● **Written problem**
Turn every line of the data below into a Markdown table with the columns n and Line, where n is the row number. Leave out blank lines.

(Element location listings)
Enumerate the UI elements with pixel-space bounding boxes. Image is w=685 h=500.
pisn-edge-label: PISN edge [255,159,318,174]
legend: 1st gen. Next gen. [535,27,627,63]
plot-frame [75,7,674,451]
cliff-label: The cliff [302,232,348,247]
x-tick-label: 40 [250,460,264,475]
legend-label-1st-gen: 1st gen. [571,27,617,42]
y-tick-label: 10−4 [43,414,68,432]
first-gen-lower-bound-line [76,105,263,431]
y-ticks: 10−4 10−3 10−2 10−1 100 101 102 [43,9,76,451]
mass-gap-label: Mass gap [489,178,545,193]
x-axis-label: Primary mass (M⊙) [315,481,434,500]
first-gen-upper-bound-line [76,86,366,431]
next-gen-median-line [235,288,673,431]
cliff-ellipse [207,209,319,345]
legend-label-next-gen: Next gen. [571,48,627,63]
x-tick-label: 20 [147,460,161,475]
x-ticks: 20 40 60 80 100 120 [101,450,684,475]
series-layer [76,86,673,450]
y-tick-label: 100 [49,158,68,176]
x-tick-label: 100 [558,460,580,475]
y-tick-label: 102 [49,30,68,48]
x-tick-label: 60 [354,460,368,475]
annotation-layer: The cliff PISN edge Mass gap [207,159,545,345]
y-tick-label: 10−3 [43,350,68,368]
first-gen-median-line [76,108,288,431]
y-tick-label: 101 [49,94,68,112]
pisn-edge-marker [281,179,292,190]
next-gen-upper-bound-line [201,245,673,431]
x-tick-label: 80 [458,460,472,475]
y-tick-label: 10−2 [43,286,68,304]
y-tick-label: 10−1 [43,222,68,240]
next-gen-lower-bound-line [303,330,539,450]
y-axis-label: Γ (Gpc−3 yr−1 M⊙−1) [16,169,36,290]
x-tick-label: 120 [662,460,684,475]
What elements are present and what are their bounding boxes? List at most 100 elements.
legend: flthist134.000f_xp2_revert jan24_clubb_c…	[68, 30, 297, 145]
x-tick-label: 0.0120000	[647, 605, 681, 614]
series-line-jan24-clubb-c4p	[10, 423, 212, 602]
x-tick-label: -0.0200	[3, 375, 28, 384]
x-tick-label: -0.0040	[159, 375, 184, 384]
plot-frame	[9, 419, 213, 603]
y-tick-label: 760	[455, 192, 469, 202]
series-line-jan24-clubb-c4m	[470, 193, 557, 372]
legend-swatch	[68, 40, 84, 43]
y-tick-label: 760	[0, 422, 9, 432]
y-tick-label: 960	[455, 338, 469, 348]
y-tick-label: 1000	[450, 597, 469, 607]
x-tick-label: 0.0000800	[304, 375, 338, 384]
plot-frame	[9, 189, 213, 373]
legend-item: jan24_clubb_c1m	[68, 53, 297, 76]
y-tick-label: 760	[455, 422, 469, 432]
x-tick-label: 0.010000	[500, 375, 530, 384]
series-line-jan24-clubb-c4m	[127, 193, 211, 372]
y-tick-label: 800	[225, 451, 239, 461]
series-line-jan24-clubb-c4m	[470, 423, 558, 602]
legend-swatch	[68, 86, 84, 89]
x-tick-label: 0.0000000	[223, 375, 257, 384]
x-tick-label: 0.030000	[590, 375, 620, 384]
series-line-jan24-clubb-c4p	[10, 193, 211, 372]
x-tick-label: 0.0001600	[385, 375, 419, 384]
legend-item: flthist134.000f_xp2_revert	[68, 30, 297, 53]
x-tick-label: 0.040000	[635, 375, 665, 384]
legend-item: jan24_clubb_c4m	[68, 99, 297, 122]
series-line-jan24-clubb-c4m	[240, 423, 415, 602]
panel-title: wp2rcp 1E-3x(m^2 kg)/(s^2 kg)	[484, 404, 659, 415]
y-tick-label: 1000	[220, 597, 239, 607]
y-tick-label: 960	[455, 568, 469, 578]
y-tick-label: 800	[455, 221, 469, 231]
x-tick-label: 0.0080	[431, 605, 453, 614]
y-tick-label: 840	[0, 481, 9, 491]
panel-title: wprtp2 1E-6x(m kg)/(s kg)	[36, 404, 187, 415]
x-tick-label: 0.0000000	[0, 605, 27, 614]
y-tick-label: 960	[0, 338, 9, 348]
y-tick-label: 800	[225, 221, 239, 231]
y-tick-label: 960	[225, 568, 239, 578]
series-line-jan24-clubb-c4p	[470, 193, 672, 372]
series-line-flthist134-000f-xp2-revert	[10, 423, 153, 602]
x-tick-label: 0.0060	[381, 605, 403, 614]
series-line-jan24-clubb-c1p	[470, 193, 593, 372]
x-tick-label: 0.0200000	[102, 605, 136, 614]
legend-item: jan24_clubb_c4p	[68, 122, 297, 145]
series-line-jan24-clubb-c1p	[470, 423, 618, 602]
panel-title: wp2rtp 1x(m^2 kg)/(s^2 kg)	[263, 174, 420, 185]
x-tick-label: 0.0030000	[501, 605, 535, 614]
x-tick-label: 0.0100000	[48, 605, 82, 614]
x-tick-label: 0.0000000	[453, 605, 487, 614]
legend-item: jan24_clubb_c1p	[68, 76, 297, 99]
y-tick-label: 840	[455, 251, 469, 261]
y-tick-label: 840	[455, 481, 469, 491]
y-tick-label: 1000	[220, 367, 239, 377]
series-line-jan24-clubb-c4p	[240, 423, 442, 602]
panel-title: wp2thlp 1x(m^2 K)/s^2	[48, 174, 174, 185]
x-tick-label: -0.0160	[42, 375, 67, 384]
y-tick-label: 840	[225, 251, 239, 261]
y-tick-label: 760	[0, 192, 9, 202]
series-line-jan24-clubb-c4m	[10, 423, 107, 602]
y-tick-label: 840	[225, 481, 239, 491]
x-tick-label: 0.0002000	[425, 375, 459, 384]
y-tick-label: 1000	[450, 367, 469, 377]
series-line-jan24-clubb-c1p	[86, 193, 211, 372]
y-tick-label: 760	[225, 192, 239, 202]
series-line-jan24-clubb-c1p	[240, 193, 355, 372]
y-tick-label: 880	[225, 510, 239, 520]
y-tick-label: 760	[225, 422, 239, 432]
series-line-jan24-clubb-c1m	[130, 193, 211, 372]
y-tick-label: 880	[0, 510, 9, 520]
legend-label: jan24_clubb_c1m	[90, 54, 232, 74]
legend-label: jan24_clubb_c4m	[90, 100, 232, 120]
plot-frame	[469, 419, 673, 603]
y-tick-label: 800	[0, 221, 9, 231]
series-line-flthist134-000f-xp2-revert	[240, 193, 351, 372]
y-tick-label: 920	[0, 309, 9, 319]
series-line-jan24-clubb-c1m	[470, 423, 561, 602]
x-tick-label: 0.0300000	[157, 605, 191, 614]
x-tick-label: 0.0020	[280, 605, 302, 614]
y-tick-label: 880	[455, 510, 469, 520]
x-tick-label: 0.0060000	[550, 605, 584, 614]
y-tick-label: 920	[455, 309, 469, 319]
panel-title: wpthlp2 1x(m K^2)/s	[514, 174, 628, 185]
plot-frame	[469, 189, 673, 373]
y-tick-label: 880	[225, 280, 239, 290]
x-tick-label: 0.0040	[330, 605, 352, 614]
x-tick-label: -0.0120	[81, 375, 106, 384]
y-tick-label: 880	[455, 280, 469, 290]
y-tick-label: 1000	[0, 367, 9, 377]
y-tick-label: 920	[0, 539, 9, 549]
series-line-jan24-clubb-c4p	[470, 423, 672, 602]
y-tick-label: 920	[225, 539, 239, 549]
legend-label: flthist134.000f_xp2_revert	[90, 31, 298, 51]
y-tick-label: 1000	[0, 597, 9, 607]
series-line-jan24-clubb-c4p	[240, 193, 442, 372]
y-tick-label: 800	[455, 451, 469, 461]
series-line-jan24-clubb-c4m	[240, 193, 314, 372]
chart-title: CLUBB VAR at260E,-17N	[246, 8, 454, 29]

● **Response for this exercise**
| n | Line |
|---|---|
| 1 | Enumerate the UI elements with pixel-space bounding boxes. Image is w=685 h=500. |
| 2 | pisn-edge-label: PISN edge [255,159,318,174] |
| 3 | legend: 1st gen. Next gen. [535,27,627,63] |
| 4 | plot-frame [75,7,674,451] |
| 5 | cliff-label: The cliff [302,232,348,247] |
| 6 | x-tick-label: 40 [250,460,264,475] |
| 7 | legend-label-1st-gen: 1st gen. [571,27,617,42] |
| 8 | y-tick-label: 10−4 [43,414,68,432] |
| 9 | first-gen-lower-bound-line [76,105,263,431] |
| 10 | y-ticks: 10−4 10−3 10−2 10−1 100 101 102 [43,9,76,451] |
| 11 | mass-gap-label: Mass gap [489,178,545,193] |
| 12 | x-axis-label: Primary mass (M⊙) [315,481,434,500] |
| 13 | first-gen-upper-bound-line [76,86,366,431] |
| 14 | next-gen-median-line [235,288,673,431] |
| 15 | cliff-ellipse [207,209,319,345] |
| 16 | legend-label-next-gen: Next gen. [571,48,627,63] |
| 17 | x-tick-label: 20 [147,460,161,475] |
| 18 | x-ticks: 20 40 60 80 100 120 [101,450,684,475] |
| 19 | series-layer [76,86,673,450] |
| 20 | y-tick-label: 100 [49,158,68,176] |
| 21 | x-tick-label: 100 [558,460,580,475] |
| 22 | y-tick-label: 102 [49,30,68,48] |
| 23 | x-tick-label: 60 [354,460,368,475] |
| 24 | annotation-layer: The cliff PISN edge Mass gap [207,159,545,345] |
| 25 | y-tick-label: 10−3 [43,350,68,368] |
| 26 | first-gen-median-line [76,108,288,431] |
| 27 | y-tick-label: 101 [49,94,68,112] |
| 28 | pisn-edge-marker [281,179,292,190] |
| 29 | next-gen-upper-bound-line [201,245,673,431] |
| 30 | x-tick-label: 80 [458,460,472,475] |
| 31 | y-tick-label: 10−2 [43,286,68,304] |
| 32 | y-tick-label: 10−1 [43,222,68,240] |
| 33 | next-gen-lower-bound-line [303,330,539,450] |
| 34 | y-axis-label: Γ (Gpc−3 yr−1 M⊙−1) [16,169,36,290] |
| 35 | x-tick-label: 120 [662,460,684,475] |
| 36 | What elements are present and what are their bounding boxes? List at most 100 elements. |
| 37 | legend: flthist134.000f_xp2_revert jan24_clubb_c…	[68, 30, 297, 145] |
| 38 | x-tick-label: 0.0120000	[647, 605, 681, 614] |
| 39 | series-line-jan24-clubb-c4p	[10, 423, 212, 602] |
| 40 | x-tick-label: -0.0200	[3, 375, 28, 384] |
| 41 | x-tick-label: -0.0040	[159, 375, 184, 384] |
| 42 | plot-frame	[9, 419, 213, 603] |
| 43 | y-tick-label: 760	[455, 192, 469, 202] |
| 44 | series-line-jan24-clubb-c4m	[470, 193, 557, 372] |
| 45 | legend-swatch	[68, 40, 84, 43] |
| 46 | y-tick-label: 760	[0, 422, 9, 432] |
| 47 | y-tick-label: 960	[455, 338, 469, 348] |
| 48 | y-tick-label: 1000	[450, 597, 469, 607] |
| 49 | x-tick-label: 0.0000800	[304, 375, 338, 384] |
| 50 | plot-frame	[9, 189, 213, 373] |
| 51 | legend-item: jan24_clubb_c1m	[68, 53, 297, 76] |
| 52 | y-tick-label: 760	[455, 422, 469, 432] |
| 53 | x-tick-label: 0.010000	[500, 375, 530, 384] |
| 54 | series-line-jan24-clubb-c4m	[127, 193, 211, 372] |
| 55 | y-tick-label: 800	[225, 451, 239, 461] |
| 56 | series-line-jan24-clubb-c4m	[470, 423, 558, 602] |
| 57 | legend-swatch	[68, 86, 84, 89] |
| 58 | x-tick-label: 0.0000000	[223, 375, 257, 384] |
| 59 | x-tick-label: 0.030000	[590, 375, 620, 384] |
| 60 | series-line-jan24-clubb-c4p	[10, 193, 211, 372] |
| 61 | x-tick-label: 0.0001600	[385, 375, 419, 384] |
| 62 | legend-item: flthist134.000f_xp2_revert	[68, 30, 297, 53] |
| 63 | x-tick-label: 0.040000	[635, 375, 665, 384] |
| 64 | legend-item: jan24_clubb_c4m	[68, 99, 297, 122] |
| 65 | series-line-jan24-clubb-c4m	[240, 423, 415, 602] |
| 66 | panel-title: wp2rcp 1E-3x(m^2 kg)/(s^2 kg)	[484, 404, 659, 415] |
| 67 | y-tick-label: 1000	[220, 597, 239, 607] |
| 68 | y-tick-label: 960	[455, 568, 469, 578] |
| 69 | y-tick-label: 800	[455, 221, 469, 231] |
| 70 | x-tick-label: 0.0080	[431, 605, 453, 614] |
| 71 | y-tick-label: 840	[0, 481, 9, 491] |
| 72 | panel-title: wprtp2 1E-6x(m kg)/(s kg)	[36, 404, 187, 415] |
| 73 | x-tick-label: 0.0000000	[0, 605, 27, 614] |
| 74 | y-tick-label: 960	[0, 338, 9, 348] |
| 75 | y-tick-label: 800	[225, 221, 239, 231] |
| 76 | y-tick-label: 960	[225, 568, 239, 578] |
| 77 | series-line-jan24-clubb-c4p	[470, 193, 672, 372] |
| 78 | series-line-flthist134-000f-xp2-revert	[10, 423, 153, 602] |
| 79 | x-tick-label: 0.0060	[381, 605, 403, 614] |
| 80 | series-line-jan24-clubb-c1p	[470, 193, 593, 372] |
| 81 | x-tick-label: 0.0200000	[102, 605, 136, 614] |
| 82 | legend-item: jan24_clubb_c4p	[68, 122, 297, 145] |
| 83 | series-line-jan24-clubb-c1p	[470, 423, 618, 602] |
| 84 | panel-title: wp2rtp 1x(m^2 kg)/(s^2 kg)	[263, 174, 420, 185] |
| 85 | x-tick-label: 0.0030000	[501, 605, 535, 614] |
| 86 | x-tick-label: 0.0100000	[48, 605, 82, 614] |
| 87 | x-tick-label: 0.0000000	[453, 605, 487, 614] |
| 88 | legend-item: jan24_clubb_c1p	[68, 76, 297, 99] |
| 89 | y-tick-label: 840	[455, 251, 469, 261] |
| 90 | y-tick-label: 840	[455, 481, 469, 491] |
| 91 | y-tick-label: 1000	[220, 367, 239, 377] |
| 92 | series-line-jan24-clubb-c4p	[240, 423, 442, 602] |
| 93 | panel-title: wp2thlp 1x(m^2 K)/s^2	[48, 174, 174, 185] |
| 94 | x-tick-label: -0.0160	[42, 375, 67, 384] |
| 95 | y-tick-label: 840	[225, 251, 239, 261] |
| 96 | y-tick-label: 760	[0, 192, 9, 202] |
| 97 | series-line-jan24-clubb-c4m	[10, 423, 107, 602] |
| 98 | y-tick-label: 840	[225, 481, 239, 491] |
| 99 | x-tick-label: 0.0002000	[425, 375, 459, 384] |
| 100 | y-tick-label: 1000	[450, 367, 469, 377] |
| 101 | series-line-jan24-clubb-c1p	[86, 193, 211, 372] |
| 102 | y-tick-label: 760	[225, 192, 239, 202] |
| 103 | series-line-jan24-clubb-c1p	[240, 193, 355, 372] |
| 104 | y-tick-label: 880	[225, 510, 239, 520] |
| 105 | y-tick-label: 760	[225, 422, 239, 432] |
| 106 | series-line-jan24-clubb-c1m	[130, 193, 211, 372] |
| 107 | y-tick-label: 880	[0, 510, 9, 520] |
| 108 | legend-label: jan24_clubb_c1m	[90, 54, 232, 74] |
| 109 | legend-label: jan24_clubb_c4m	[90, 100, 232, 120] |
| 110 | plot-frame	[469, 419, 673, 603] |
| 111 | y-tick-label: 800	[0, 221, 9, 231] |
| 112 | series-line-flthist134-000f-xp2-revert	[240, 193, 351, 372] |
| 113 | y-tick-label: 920	[0, 309, 9, 319] |
| 114 | series-line-jan24-clubb-c1m	[470, 423, 561, 602] |
| 115 | x-tick-label: 0.0300000	[157, 605, 191, 614] |
| 116 | x-tick-label: 0.0020	[280, 605, 302, 614] |
| 117 | y-tick-label: 880	[455, 510, 469, 520] |
| 118 | x-tick-label: 0.0060000	[550, 605, 584, 614] |
| 119 | y-tick-label: 920	[455, 309, 469, 319] |
| 120 | panel-title: wpthlp2 1x(m K^2)/s	[514, 174, 628, 185] |
| 121 | plot-frame	[469, 189, 673, 373] |
| 122 | y-tick-label: 880	[225, 280, 239, 290] |
| 123 | x-tick-label: 0.0040	[330, 605, 352, 614] |
| 124 | x-tick-label: -0.0120	[81, 375, 106, 384] |
| 125 | y-tick-label: 880	[455, 280, 469, 290] |
| 126 | y-tick-label: 1000	[0, 367, 9, 377] |
| 127 | y-tick-label: 920	[0, 539, 9, 549] |
| 128 | series-line-jan24-clubb-c4p	[470, 423, 672, 602] |
| 129 | y-tick-label: 920	[225, 539, 239, 549] |
| 130 | legend-label: flthist134.000f_xp2_revert	[90, 31, 298, 51] |
| 131 | y-tick-label: 1000	[0, 597, 9, 607] |
| 132 | series-line-jan24-clubb-c4p	[240, 193, 442, 372] |
| 133 | y-tick-label: 800	[455, 451, 469, 461] |
| 134 | series-line-jan24-clubb-c4m	[240, 193, 314, 372] |
| 135 | chart-title: CLUBB VAR at260E,-17N	[246, 8, 454, 29] |